** Start **
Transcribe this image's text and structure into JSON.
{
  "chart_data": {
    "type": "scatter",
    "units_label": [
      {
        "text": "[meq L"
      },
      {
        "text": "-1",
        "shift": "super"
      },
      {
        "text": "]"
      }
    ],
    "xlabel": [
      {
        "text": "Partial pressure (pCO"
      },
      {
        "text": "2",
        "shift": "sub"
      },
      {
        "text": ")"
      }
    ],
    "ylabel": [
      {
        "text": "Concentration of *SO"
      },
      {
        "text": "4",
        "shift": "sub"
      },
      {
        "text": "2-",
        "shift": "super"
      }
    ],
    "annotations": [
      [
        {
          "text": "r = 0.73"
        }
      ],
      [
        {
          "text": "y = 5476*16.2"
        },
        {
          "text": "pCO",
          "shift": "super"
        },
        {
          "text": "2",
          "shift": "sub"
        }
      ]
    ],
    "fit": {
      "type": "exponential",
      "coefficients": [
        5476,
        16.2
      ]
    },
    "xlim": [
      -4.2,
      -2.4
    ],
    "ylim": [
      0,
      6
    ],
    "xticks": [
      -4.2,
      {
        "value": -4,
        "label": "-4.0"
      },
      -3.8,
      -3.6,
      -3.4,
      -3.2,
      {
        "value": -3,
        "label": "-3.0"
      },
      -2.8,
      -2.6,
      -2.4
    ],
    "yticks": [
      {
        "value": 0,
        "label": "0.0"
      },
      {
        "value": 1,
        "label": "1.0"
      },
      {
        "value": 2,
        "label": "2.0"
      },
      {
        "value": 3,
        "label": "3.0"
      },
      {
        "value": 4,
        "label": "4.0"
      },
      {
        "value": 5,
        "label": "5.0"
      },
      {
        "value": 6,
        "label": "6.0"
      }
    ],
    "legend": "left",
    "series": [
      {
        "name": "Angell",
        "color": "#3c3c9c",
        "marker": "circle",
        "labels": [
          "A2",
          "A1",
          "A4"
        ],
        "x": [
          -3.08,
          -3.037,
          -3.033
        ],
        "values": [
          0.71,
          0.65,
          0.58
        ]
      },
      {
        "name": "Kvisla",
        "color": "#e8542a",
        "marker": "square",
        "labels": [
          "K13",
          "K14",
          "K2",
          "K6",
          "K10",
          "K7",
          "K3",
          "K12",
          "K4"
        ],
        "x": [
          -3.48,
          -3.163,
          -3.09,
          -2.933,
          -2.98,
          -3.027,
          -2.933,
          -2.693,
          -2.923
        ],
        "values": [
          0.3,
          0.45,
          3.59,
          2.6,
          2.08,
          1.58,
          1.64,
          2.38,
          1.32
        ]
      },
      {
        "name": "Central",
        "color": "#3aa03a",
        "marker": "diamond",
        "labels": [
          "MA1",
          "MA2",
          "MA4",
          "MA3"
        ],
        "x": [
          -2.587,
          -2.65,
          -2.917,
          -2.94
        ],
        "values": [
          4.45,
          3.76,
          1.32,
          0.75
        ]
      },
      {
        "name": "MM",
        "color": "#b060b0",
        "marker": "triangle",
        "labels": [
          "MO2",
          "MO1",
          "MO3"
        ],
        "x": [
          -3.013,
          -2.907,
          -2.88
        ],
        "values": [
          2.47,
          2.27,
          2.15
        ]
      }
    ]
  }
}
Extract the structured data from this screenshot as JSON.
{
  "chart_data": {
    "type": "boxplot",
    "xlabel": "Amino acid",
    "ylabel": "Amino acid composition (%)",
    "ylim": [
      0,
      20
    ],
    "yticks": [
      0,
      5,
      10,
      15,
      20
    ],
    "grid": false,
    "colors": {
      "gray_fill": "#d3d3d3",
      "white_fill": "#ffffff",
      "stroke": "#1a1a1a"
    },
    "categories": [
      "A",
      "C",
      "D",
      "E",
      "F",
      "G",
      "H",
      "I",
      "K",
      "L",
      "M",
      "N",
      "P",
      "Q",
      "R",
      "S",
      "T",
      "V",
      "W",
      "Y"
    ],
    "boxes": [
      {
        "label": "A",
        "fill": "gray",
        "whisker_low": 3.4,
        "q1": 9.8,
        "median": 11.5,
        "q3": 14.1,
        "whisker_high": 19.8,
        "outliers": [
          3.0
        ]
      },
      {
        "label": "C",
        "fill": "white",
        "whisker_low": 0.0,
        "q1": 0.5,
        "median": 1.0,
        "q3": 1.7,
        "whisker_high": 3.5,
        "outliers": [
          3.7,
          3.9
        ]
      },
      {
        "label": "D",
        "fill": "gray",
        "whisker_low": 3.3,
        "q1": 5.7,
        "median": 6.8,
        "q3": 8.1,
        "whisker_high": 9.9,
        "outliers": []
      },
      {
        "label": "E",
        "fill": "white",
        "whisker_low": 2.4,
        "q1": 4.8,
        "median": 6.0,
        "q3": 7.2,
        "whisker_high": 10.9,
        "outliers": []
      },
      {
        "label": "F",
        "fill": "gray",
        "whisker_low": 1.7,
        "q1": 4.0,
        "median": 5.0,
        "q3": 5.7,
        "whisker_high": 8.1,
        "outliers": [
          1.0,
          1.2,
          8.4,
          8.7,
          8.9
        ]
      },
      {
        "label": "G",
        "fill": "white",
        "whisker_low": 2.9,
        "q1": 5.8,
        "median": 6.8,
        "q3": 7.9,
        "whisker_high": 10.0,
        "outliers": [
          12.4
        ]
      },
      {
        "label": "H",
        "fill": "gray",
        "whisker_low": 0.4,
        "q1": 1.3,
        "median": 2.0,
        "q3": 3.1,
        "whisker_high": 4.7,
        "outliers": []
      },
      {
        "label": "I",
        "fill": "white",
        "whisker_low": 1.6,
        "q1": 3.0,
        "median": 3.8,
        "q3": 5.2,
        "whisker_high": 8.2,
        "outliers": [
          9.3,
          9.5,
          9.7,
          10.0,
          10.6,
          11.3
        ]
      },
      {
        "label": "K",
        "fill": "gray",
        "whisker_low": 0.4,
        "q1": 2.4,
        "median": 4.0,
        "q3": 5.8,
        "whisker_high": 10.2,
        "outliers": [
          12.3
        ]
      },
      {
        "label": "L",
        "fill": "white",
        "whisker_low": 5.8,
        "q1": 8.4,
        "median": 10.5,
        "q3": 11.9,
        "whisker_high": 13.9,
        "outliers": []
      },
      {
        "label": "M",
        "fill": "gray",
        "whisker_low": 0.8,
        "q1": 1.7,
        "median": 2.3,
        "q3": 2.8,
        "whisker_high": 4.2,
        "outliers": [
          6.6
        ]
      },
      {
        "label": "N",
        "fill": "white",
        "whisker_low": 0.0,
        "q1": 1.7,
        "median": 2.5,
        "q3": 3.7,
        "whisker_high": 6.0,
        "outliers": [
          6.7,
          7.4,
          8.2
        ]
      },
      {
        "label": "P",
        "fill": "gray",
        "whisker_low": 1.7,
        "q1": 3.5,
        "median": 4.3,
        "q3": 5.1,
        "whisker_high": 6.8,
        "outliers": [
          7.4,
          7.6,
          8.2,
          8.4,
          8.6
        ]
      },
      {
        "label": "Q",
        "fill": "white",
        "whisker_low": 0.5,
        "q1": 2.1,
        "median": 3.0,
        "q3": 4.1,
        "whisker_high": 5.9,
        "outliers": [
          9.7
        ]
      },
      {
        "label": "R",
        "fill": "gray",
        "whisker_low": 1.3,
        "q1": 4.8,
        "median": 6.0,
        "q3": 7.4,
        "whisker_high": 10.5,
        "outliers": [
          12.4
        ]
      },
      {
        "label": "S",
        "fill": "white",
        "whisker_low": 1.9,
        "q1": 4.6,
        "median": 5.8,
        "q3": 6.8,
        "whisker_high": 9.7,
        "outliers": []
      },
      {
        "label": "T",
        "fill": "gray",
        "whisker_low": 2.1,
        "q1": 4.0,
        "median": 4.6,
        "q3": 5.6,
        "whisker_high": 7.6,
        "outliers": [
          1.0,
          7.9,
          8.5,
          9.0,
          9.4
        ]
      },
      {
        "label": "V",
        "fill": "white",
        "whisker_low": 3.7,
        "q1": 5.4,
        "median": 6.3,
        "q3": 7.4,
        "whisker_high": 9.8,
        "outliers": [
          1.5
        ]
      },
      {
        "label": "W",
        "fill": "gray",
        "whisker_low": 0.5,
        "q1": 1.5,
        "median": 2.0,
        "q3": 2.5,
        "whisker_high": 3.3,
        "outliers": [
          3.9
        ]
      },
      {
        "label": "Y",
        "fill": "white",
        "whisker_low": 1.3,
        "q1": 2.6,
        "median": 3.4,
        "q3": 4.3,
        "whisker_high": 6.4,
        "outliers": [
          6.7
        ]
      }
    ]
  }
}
** End **
→ **Given task**:
State how many lines of the material contain the string "marker", with no other words.

→ **Answer to this exercise**:
4